§ **Problems and tasks**
1. Translate this sentence from the rum review into Spanish: "The finish is thin and dusty with a dash of black pepper."
2. Answer these questions using the rum review:
(a) At what percentage is the "super premium" spirit bottled?
(b) What color is the rum in the glass?
(c) To whom does the reviewer say the single barrels should be given back?
3. Carry the rum review forward from its final sentence.

Like with the Facundo line, I am immediately suspicious of a “super premium” spirit bottled at 40%. It leads me to believe the spirit can’t stand on its own at higher proof, or that I’m being ripped off (or both, really).

With the rum in a glass, the burnished copper color is the same we saw in the bottle. A swirl produces a thin ring that turns uniformly thick and then yields a set of liberal legs.

The initial nose is no nonsense: pure rum and water. There is a bit of apple and aged cheese here now as well. Add in a bit of honey and we’ve got ourselves a nice appetizer. Kidding aside, there is a sweetness to the nose, and a distinct lack of bite or “brightness” for lack of a better word. There is also a bit of very ripe banana mixed with butter and just a tad of orange zest. Let’s have a taste.

As the rum enters, smoke is immediately noticeable as is the thin, watery mouthfeel. The overripe fruit (bananas, apples) and the notion of cheese reappears now, and the flavors are not nearly as enjoyable as the aromas were. There is a bit of rubber and a hefty dose of phenolic (Band-Aid) flavor now, which leads into leather and tobacco. The finish is thin and dusty with a dash of black pepper.

As stated at the outset, I am a fan of El Dorado rum, but I am certainly not a fan of this bottle. What this really shows is the genius of the Master Blender. I say, give these single barrels back to Amar Seweda and let him do what he does best. This one’s interesting to taste, but not good enough to stand on its own.

§ **Source data**
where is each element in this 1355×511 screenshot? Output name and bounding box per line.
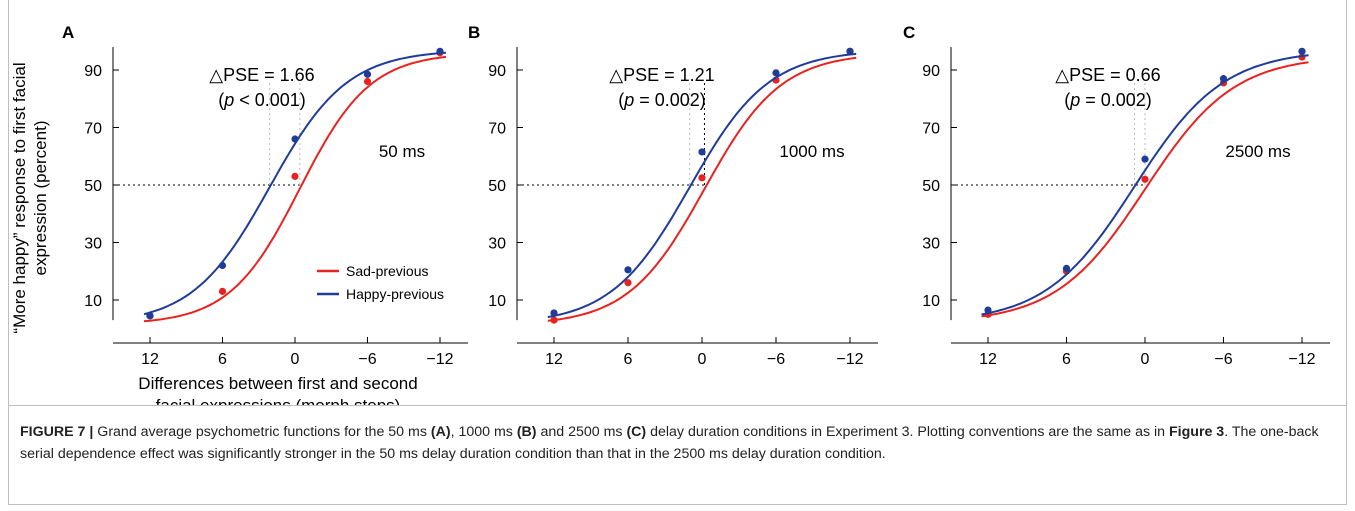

§ **Answers provided**
1. El final es delgado y polvoriento, con una pizca de pimienta negra.

2.
(a) 40%
(b) Burnished copper
(c) Amar Seweda

3.
On to the scores:

  • Appearance: 1/1
  • Nose: 1/2
  • Mouth feel: .5/1
  • Taste: 2.5/4
  • Aftertaste: 1/2
  • Total Score: 6/10

Buy El Dorado Single Barrel Port Mourant online

11 Comments leave one →
  1. Chippy permalink
    December 1, 2014 5:27 pm

    Thanks again for saving me from running out and spending money on something I really don’t need. Keep up the good work.

    • Josh Miller permalink*
      December 1, 2014 5:57 pm

      That’s what I’m here for! Oh, and for telling you what you DO need, too 🙂

  2. Gil permalink
    December 1, 2014 6:02 pm

    Do you have all three?

    We were going to do a tasting of all three, then the ED5 then the 15, and see what came of it, but we ended up getting distracted and…well, other things were drunk.

    • Josh Miller permalink*
      December 1, 2014 7:18 pm

      I do not, Gil. And based on how this one went, I don’t see myself buying the other two.

  3. December 3, 2014 3:57 am

    Thank you for a honest no BS review. I thought long and hard about getting the triples of Single Still rums, but reading your review I suddenly have no need to 🙂

  4. December 3, 2014 7:21 am

    Congrats on having the courage to speak out, and for you obvious resistance to marketing. As I think you know one of DDL’s primary pitches are those “200 year old” romantic and historical wooden pot stills”. For those who don’t know here’s the truth…
    1. They are not 200 years old. The wood is replaced on a regular basis, such that the average age is perhaps 10 years, not 200.

    2. The wood is NOT oak, and adds nothing to the the distillate. To the contrary these stills are made from a super dense, water and fungus proof “Greenwood” which is typically used in fresh and saltwater environments for docks and pilings.
    3. These are NOT pot stills in the classic sense. The PM is billed as a “double pot still”. Actually their system is closer to the moonshine equivalent of a pot and thumper, which – get this – delivers the vapor to a rectifying column where the final distillation takes place. To represent this as a pot stilled product is a leap.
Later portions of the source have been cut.